--- Task brief ---
Each line that holds the word "photo" is to be identified and copied.
----------------
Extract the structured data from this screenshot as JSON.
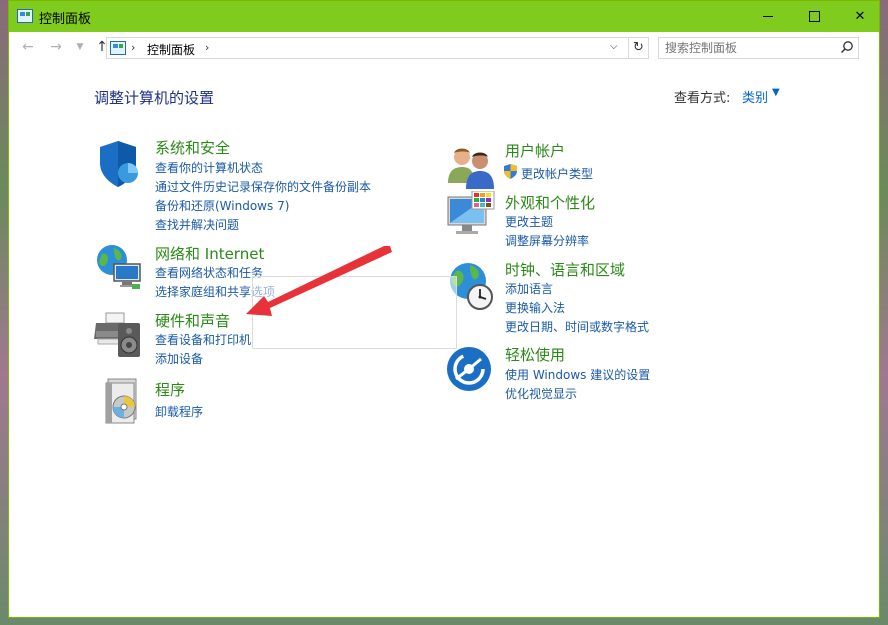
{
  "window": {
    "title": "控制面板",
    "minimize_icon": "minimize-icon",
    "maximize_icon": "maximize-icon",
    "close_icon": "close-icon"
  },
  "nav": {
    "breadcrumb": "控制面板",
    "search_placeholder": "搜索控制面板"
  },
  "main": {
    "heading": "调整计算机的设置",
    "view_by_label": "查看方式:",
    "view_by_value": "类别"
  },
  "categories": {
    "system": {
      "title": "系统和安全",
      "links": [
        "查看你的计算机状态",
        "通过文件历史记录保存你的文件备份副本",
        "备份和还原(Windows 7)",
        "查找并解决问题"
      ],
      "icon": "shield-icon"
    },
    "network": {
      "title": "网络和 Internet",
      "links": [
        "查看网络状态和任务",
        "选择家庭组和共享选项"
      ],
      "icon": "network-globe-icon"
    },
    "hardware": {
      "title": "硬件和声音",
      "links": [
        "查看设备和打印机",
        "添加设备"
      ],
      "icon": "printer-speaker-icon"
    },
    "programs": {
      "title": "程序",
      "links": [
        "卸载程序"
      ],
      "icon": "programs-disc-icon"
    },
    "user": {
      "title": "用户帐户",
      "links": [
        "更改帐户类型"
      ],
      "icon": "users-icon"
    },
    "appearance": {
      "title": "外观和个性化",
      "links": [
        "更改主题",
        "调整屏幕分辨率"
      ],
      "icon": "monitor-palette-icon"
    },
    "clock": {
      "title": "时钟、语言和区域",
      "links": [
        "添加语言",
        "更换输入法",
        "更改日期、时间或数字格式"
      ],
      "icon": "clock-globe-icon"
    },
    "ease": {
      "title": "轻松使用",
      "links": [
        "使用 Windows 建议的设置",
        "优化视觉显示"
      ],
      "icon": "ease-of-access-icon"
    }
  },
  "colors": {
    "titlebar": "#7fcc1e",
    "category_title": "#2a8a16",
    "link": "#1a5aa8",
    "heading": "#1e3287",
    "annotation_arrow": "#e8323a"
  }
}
----------------
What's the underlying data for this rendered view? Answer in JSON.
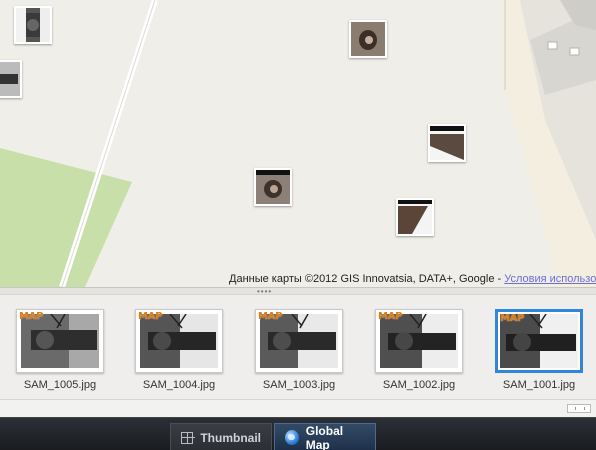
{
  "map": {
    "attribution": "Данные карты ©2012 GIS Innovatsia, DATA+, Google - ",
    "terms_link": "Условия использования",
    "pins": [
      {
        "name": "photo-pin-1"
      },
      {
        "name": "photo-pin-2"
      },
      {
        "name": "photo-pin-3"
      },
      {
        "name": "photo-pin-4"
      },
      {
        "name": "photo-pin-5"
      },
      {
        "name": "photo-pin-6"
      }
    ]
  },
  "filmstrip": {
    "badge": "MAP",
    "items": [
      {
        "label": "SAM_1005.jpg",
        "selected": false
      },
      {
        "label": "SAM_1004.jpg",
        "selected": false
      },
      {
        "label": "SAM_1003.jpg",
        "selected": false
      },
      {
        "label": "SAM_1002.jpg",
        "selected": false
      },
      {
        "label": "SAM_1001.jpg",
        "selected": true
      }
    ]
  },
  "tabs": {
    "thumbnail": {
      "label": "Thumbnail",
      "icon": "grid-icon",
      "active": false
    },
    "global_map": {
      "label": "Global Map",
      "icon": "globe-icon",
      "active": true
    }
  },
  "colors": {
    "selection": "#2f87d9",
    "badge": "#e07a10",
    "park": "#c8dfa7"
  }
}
----------------
--- Solution to the problem ---
        "name": "photo-pin-1"
        "name": "photo-pin-2"
        "name": "photo-pin-3"
        "name": "photo-pin-4"
        "name": "photo-pin-5"
        "name": "photo-pin-6"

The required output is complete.